DATA FOR PROCESSING:
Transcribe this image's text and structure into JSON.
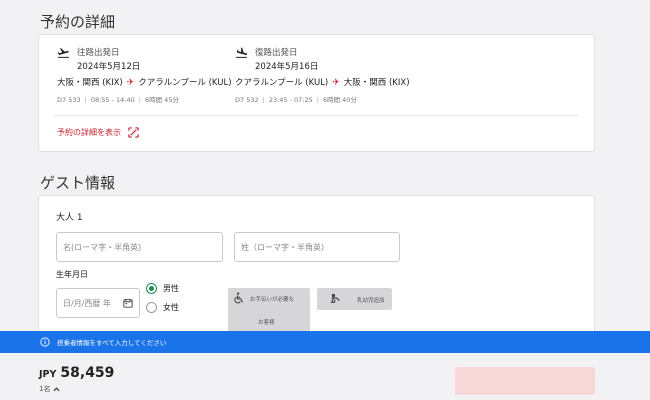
{
  "reservation": {
    "title": "予約の詳細",
    "outbound": {
      "type": "往路出発日",
      "date": "2024年5月12日",
      "origin": "大阪・関西 (KIX)",
      "destination": "クアラルンプール (KUL)",
      "flight": "D7 533",
      "times": "08:55 - 14:40",
      "duration": "6時間 45分"
    },
    "inbound": {
      "type": "復路出発日",
      "date": "2024年5月16日",
      "origin": "クアラルンプール (KUL)",
      "destination": "大阪・関西 (KIX)",
      "flight": "D7 532",
      "times": "23:45 - 07:25",
      "duration": "6時間 40分"
    },
    "details_link": "予約の詳細を表示",
    "arrow": "✈",
    "separator": "|"
  },
  "guest": {
    "title": "ゲスト情報",
    "adult_label": "大人 1",
    "first_name_placeholder": "名(ローマ字・半角英)",
    "last_name_placeholder": "姓（ローマ字・半角英)",
    "dob_label": "生年月日",
    "dob_placeholder": "日/月/西暦 年",
    "gender_male": "男性",
    "gender_female": "女性",
    "gender_selected": "男性",
    "assist_label_1": "お手伝いが必要な",
    "assist_label_2": "お客様",
    "infant_label": "乳幼児追加"
  },
  "banner": {
    "message": "搭乗者情報をすべて入力してください"
  },
  "footer": {
    "currency": "JPY",
    "amount": "58,459",
    "pax": "1名"
  },
  "colors": {
    "accent_red": "#e0202d",
    "banner_blue": "#1a73e8",
    "radio_green": "#1c8b53",
    "disabled_button": "#f8d7d9"
  }
}
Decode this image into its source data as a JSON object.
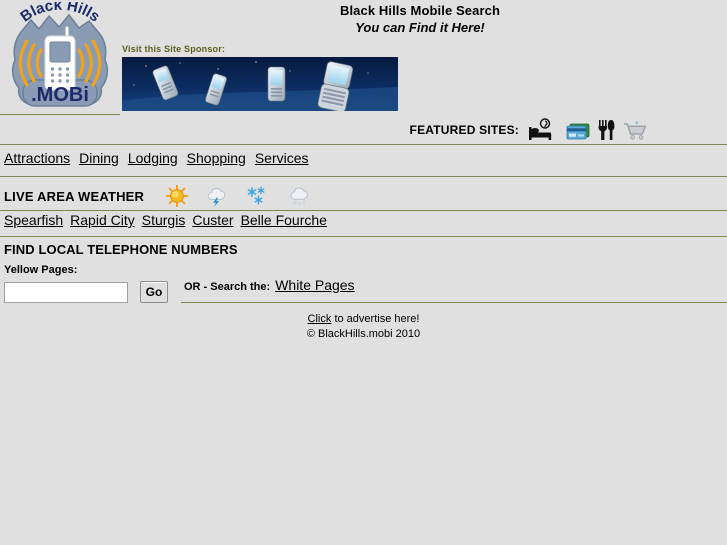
{
  "site": {
    "logo_top_text": "Black Hills",
    "logo_bottom_text": ".MOBi"
  },
  "header": {
    "title": "Black Hills Mobile Search",
    "tagline": "You can Find it Here!",
    "sponsor_label": "Visit this Site Sponsor:",
    "sponsor_banner_alt": "cell-phones-banner"
  },
  "featured": {
    "label": "FEATURED SITES:",
    "icons": [
      {
        "name": "bed-icon",
        "title": "Lodging"
      },
      {
        "name": "credit-cards-icon",
        "title": "Payments"
      },
      {
        "name": "fork-knife-icon",
        "title": "Dining"
      },
      {
        "name": "shopping-cart-icon",
        "title": "Shopping"
      }
    ]
  },
  "nav": {
    "items": [
      {
        "label": "Attractions"
      },
      {
        "label": "Dining"
      },
      {
        "label": "Lodging"
      },
      {
        "label": "Shopping"
      },
      {
        "label": "Services"
      }
    ]
  },
  "weather": {
    "title": "LIVE AREA WEATHER",
    "icons": [
      {
        "name": "sun-icon",
        "title": "Sunny"
      },
      {
        "name": "thunderstorm-icon",
        "title": "Thunderstorms"
      },
      {
        "name": "snow-icon",
        "title": "Snow"
      },
      {
        "name": "rain-cloud-icon",
        "title": "Rain"
      }
    ],
    "cities": [
      {
        "label": "Spearfish"
      },
      {
        "label": "Rapid City"
      },
      {
        "label": "Sturgis"
      },
      {
        "label": "Custer"
      },
      {
        "label": "Belle Fourche"
      }
    ]
  },
  "phone": {
    "title": "FIND LOCAL TELEPHONE NUMBERS",
    "yellow_pages_label": "Yellow Pages:",
    "search_value": "",
    "search_placeholder": "",
    "go_label": "Go",
    "or_text": "OR - Search the:",
    "white_pages_label": "White Pages"
  },
  "footer": {
    "advertise_link": "Click",
    "advertise_text": " to advertise here!",
    "copyright": "© BlackHills.mobi 2010"
  },
  "colors": {
    "page_bg": "#e0e0e0",
    "rule": "#7d8650",
    "sponsor_label": "#5c5f20",
    "logo_body": "#8a9cb4",
    "logo_text": "#1b2a6b",
    "banner_bg": "#0b2a5e"
  }
}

GIVEN REQUEST: Search the data for "this" and list every line in which it occurs.

CORRECT OUTPUT:
Transcribe this image's text and structure into JSON.
Decode this image into its source data as a JSON object.
    "sponsor_label": "Visit this Site Sponsor:",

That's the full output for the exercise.